→ **WHAT YOU NEED TO DO**
Copy all of the records below word for word, omitting the pictures.

→ **ENTRIES SHOWN**
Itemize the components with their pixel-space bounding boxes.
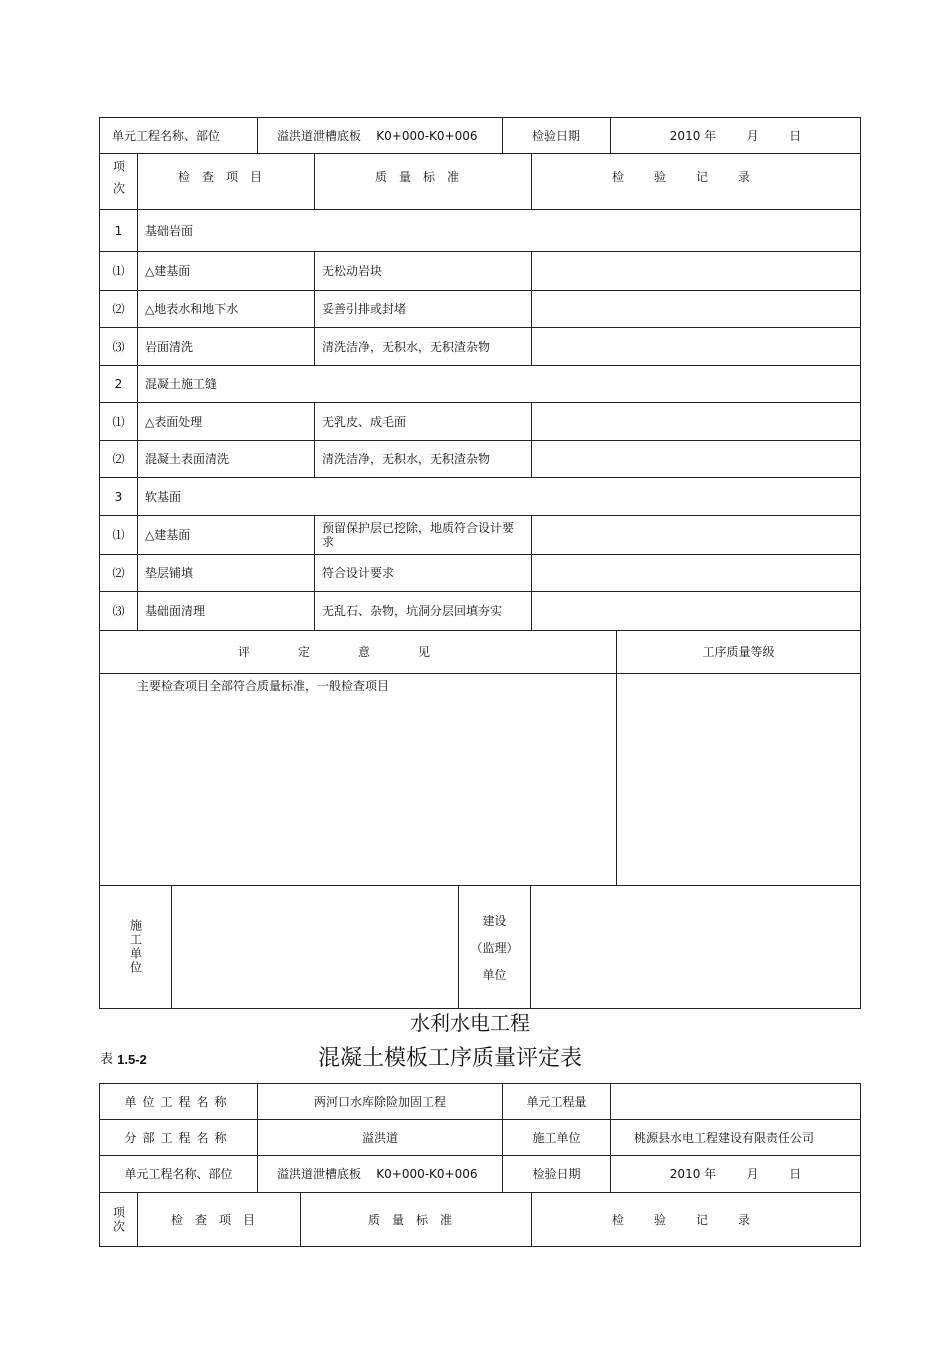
section-no: 2 bbox=[114, 377, 123, 391]
assessment-opinion-text: 主要检查项目全部符合质量标准，一般检查项目 bbox=[137, 679, 390, 693]
contractor-unit-label: 施工单位 bbox=[532, 1130, 581, 1145]
row-standard: 清洗洁净，无积水，无积渣杂物 bbox=[322, 452, 491, 466]
inspection-table-2 bbox=[0, 1080, 950, 1250]
row-item: 基础面清理 bbox=[145, 604, 206, 618]
row-item: △表面处理 bbox=[145, 414, 203, 429]
inspection-date-label: 检验日期 bbox=[531, 128, 580, 143]
row-no: ⑵ bbox=[112, 452, 125, 466]
section-title: 基础岩面 bbox=[145, 223, 194, 238]
assessment-opinion-label: 评定意见 bbox=[237, 645, 478, 659]
col-header-standard: 质量标准 bbox=[374, 169, 471, 184]
unit-name-label: 单元工程名称、部位 bbox=[112, 128, 221, 143]
row-item: △地表水和地下水 bbox=[145, 302, 239, 316]
owner-label-line3: 单位 bbox=[482, 967, 507, 982]
unit-name-value: 溢洪道泄槽底板 K0+000-K0+006 bbox=[277, 128, 478, 143]
row-item: △建基面 bbox=[145, 264, 191, 278]
section-no: 3 bbox=[114, 489, 123, 504]
table-number-value: 1.5-2 bbox=[117, 1052, 147, 1067]
section-title: 软基面 bbox=[145, 489, 182, 504]
contractor-unit-value: 桃源县水电工程建设有限责任公司 bbox=[633, 1130, 814, 1145]
col-header-standard: 质量标准 bbox=[367, 1212, 464, 1227]
unit-quantity-value bbox=[611, 1084, 860, 1119]
unit-quantity-label: 单元工程量 bbox=[526, 1094, 587, 1109]
contractor-label: 施工单位 bbox=[128, 919, 143, 975]
quality-grade-label: 工序质量等级 bbox=[702, 645, 775, 659]
inspection-date-value: 2010 年 月 日 bbox=[669, 128, 802, 143]
owner-label-line1: 建设 bbox=[482, 913, 507, 928]
row-item: 混凝土表面清洗 bbox=[145, 452, 230, 466]
row-no: ⑵ bbox=[112, 566, 125, 580]
owner-label-line2: （监理） bbox=[470, 940, 519, 955]
unit-name-label: 单元工程名称、部位 bbox=[124, 1167, 233, 1181]
row-no: ⑴ bbox=[112, 414, 125, 429]
row-standard: 清洗洁净，无积水，无积渣杂物 bbox=[322, 339, 491, 354]
row-no: ⑶ bbox=[112, 339, 125, 354]
row-standard: 无乱石、杂物，坑洞分层回填夯实 bbox=[322, 604, 503, 618]
col-header-record: 检验记录 bbox=[611, 1212, 780, 1227]
row-item: △建基面 bbox=[145, 528, 191, 542]
row-no: ⑴ bbox=[112, 264, 125, 278]
col-header-item: 检查项目 bbox=[170, 1212, 267, 1227]
sub-title: 混凝土模板工序质量评定表 bbox=[317, 1046, 582, 1071]
row-standard: 妥善引排或封堵 bbox=[322, 302, 407, 316]
owner-supervisor-label bbox=[459, 886, 530, 1008]
row-standard: 预留保护层已挖除，地质符合设计要求 bbox=[322, 521, 515, 549]
row-no: ⑵ bbox=[112, 302, 125, 316]
row-item: 垫层铺填 bbox=[145, 566, 194, 580]
row-item: 岩面清洗 bbox=[145, 339, 194, 354]
table-number bbox=[100, 1048, 220, 1072]
main-title: 水利水电工程 bbox=[410, 1011, 530, 1035]
unit-name-value: 溢洪道泄槽底板 K0+000-K0+006 bbox=[277, 1167, 478, 1181]
section-title: 混凝土施工缝 bbox=[145, 377, 218, 391]
table-number-prefix: 表 bbox=[100, 1052, 114, 1067]
section-no: 1 bbox=[114, 223, 123, 238]
row-no: ⑴ bbox=[112, 528, 125, 542]
division-name-label: 分部工程名称 bbox=[124, 1130, 233, 1145]
col-header-item: 检查项目 bbox=[177, 169, 274, 184]
division-name-value: 溢洪道 bbox=[361, 1130, 398, 1145]
row-standard: 符合设计要求 bbox=[322, 566, 395, 580]
unit-project-name-label: 单位工程名称 bbox=[124, 1094, 233, 1109]
row-standard: 无松动岩块 bbox=[322, 264, 383, 278]
inspection-date-label: 检验日期 bbox=[532, 1167, 581, 1181]
inspection-date-value: 2010 年 月 日 bbox=[669, 1167, 802, 1181]
row-standard: 无乳皮、成毛面 bbox=[322, 414, 407, 429]
col-header-record: 检验记录 bbox=[611, 169, 780, 184]
col-header-no: 项次 bbox=[111, 159, 126, 204]
col-header-no: 项次 bbox=[111, 1205, 126, 1234]
unit-project-name-value: 两河口水库除险加固工程 bbox=[313, 1094, 446, 1109]
row-no: ⑶ bbox=[112, 604, 125, 618]
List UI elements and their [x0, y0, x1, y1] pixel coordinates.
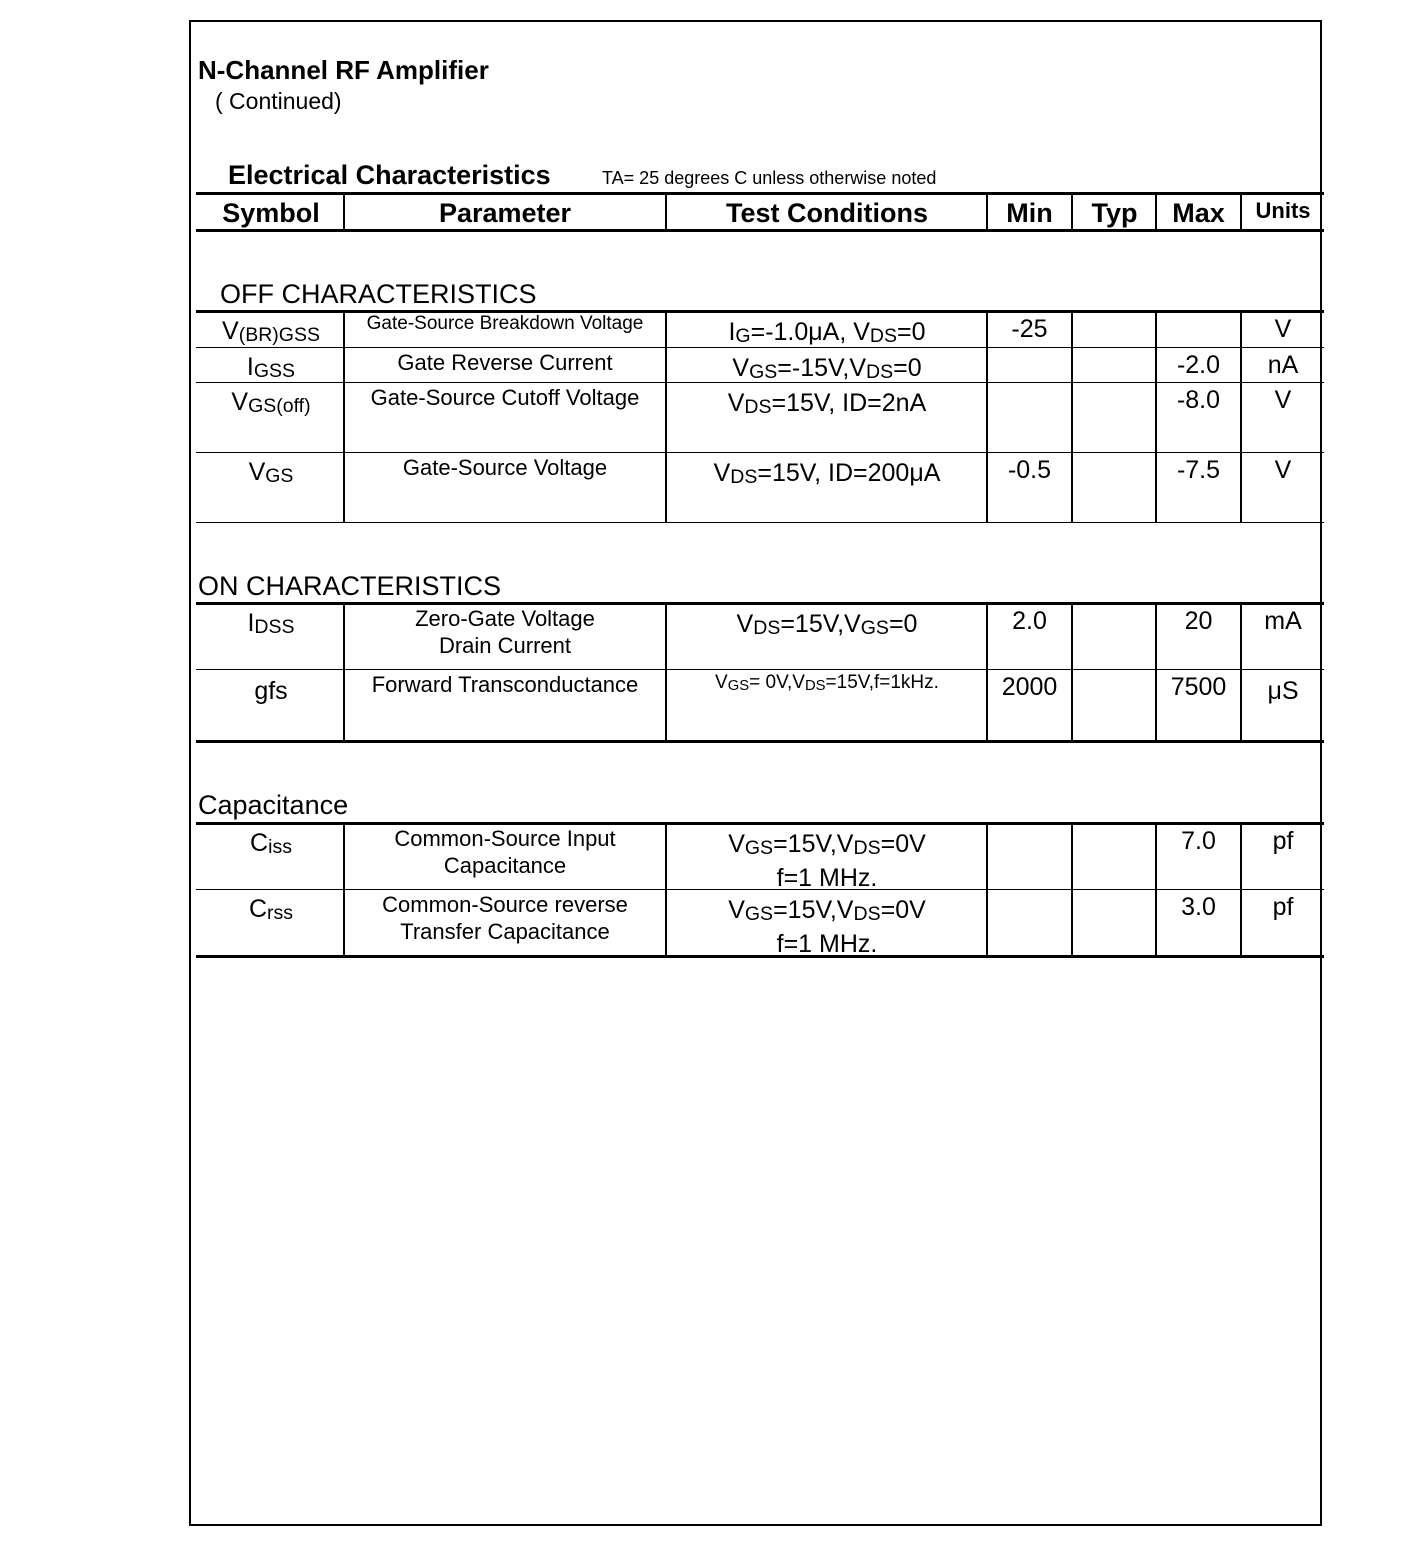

→ **FULL ANSWER**
Itemize the components with their pixel-space bounding boxes.
section-no: 2 bbox=[114, 377, 123, 391]
assessment-opinion-text: 主要检查项目全部符合质量标准，一般检查项目 bbox=[137, 679, 390, 693]
contractor-unit-label: 施工单位 bbox=[532, 1130, 581, 1145]
row-standard: 清洗洁净，无积水，无积渣杂物 bbox=[322, 452, 491, 466]
inspection-table-2 bbox=[0, 1080, 950, 1250]
row-item: 基础面清理 bbox=[145, 604, 206, 618]
row-item: △表面处理 bbox=[145, 414, 203, 429]
inspection-date-label: 检验日期 bbox=[531, 128, 580, 143]
row-no: ⑵ bbox=[112, 452, 125, 466]
section-title: 基础岩面 bbox=[145, 223, 194, 238]
assessment-opinion-label: 评定意见 bbox=[237, 645, 478, 659]
col-header-standard: 质量标准 bbox=[374, 169, 471, 184]
unit-name-label: 单元工程名称、部位 bbox=[112, 128, 221, 143]
row-item: △地表水和地下水 bbox=[145, 302, 239, 316]
owner-label-line3: 单位 bbox=[482, 967, 507, 982]
unit-name-value: 溢洪道泄槽底板 K0+000-K0+006 bbox=[277, 128, 478, 143]
row-item: △建基面 bbox=[145, 264, 191, 278]
section-no: 3 bbox=[114, 489, 123, 504]
table-number-value: 1.5-2 bbox=[117, 1052, 147, 1067]
section-title: 软基面 bbox=[145, 489, 182, 504]
contractor-unit-value: 桃源县水电工程建设有限责任公司 bbox=[633, 1130, 814, 1145]
col-header-standard: 质量标准 bbox=[367, 1212, 464, 1227]
unit-quantity-value bbox=[611, 1084, 860, 1119]
unit-quantity-label: 单元工程量 bbox=[526, 1094, 587, 1109]
contractor-label: 施工单位 bbox=[128, 919, 143, 975]
quality-grade-label: 工序质量等级 bbox=[702, 645, 775, 659]
inspection-date-value: 2010 年 月 日 bbox=[669, 128, 802, 143]
owner-label-line1: 建设 bbox=[482, 913, 507, 928]
row-item: 混凝土表面清洗 bbox=[145, 452, 230, 466]
row-no: ⑵ bbox=[112, 566, 125, 580]
owner-label-line2: （监理） bbox=[470, 940, 519, 955]
unit-name-label: 单元工程名称、部位 bbox=[124, 1167, 233, 1181]
row-no: ⑴ bbox=[112, 414, 125, 429]
row-standard: 清洗洁净，无积水，无积渣杂物 bbox=[322, 339, 491, 354]
row-no: ⑶ bbox=[112, 339, 125, 354]
row-standard: 无乱石、杂物，坑洞分层回填夯实 bbox=[322, 604, 503, 618]
col-header-record: 检验记录 bbox=[611, 1212, 780, 1227]
row-item: △建基面 bbox=[145, 528, 191, 542]
row-no: ⑴ bbox=[112, 264, 125, 278]
col-header-item: 检查项目 bbox=[170, 1212, 267, 1227]
sub-title: 混凝土模板工序质量评定表 bbox=[317, 1046, 582, 1071]
row-standard: 妥善引排或封堵 bbox=[322, 302, 407, 316]
owner-supervisor-label bbox=[459, 886, 530, 1008]
row-standard: 预留保护层已挖除，地质符合设计要求 bbox=[322, 521, 515, 549]
row-no: ⑵ bbox=[112, 302, 125, 316]
row-item: 垫层铺填 bbox=[145, 566, 194, 580]
row-item: 岩面清洗 bbox=[145, 339, 194, 354]
table-number bbox=[100, 1048, 220, 1072]
main-title: 水利水电工程 bbox=[410, 1011, 530, 1035]
unit-name-value: 溢洪道泄槽底板 K0+000-K0+006 bbox=[277, 1167, 478, 1181]
section-title: 混凝土施工缝 bbox=[145, 377, 218, 391]
table-number-prefix: 表 bbox=[100, 1052, 114, 1067]
section-no: 1 bbox=[114, 223, 123, 238]
row-no: ⑴ bbox=[112, 528, 125, 542]
division-name-label: 分部工程名称 bbox=[124, 1130, 233, 1145]
col-header-item: 检查项目 bbox=[177, 169, 274, 184]
division-name-value: 溢洪道 bbox=[361, 1130, 398, 1145]
row-standard: 符合设计要求 bbox=[322, 566, 395, 580]
unit-project-name-label: 单位工程名称 bbox=[124, 1094, 233, 1109]
row-standard: 无松动岩块 bbox=[322, 264, 383, 278]
inspection-date-label: 检验日期 bbox=[532, 1167, 581, 1181]
inspection-date-value: 2010 年 月 日 bbox=[669, 1167, 802, 1181]
row-standard: 无乳皮、成毛面 bbox=[322, 414, 407, 429]
col-header-record: 检验记录 bbox=[611, 169, 780, 184]
col-header-no: 项次 bbox=[111, 159, 126, 204]
col-header-no: 项次 bbox=[111, 1205, 126, 1234]
unit-project-name-value: 两河口水库除险加固工程 bbox=[313, 1094, 446, 1109]
row-no: ⑶ bbox=[112, 604, 125, 618]
List UI elements and their [x0, y0, x1, y1] pixel coordinates.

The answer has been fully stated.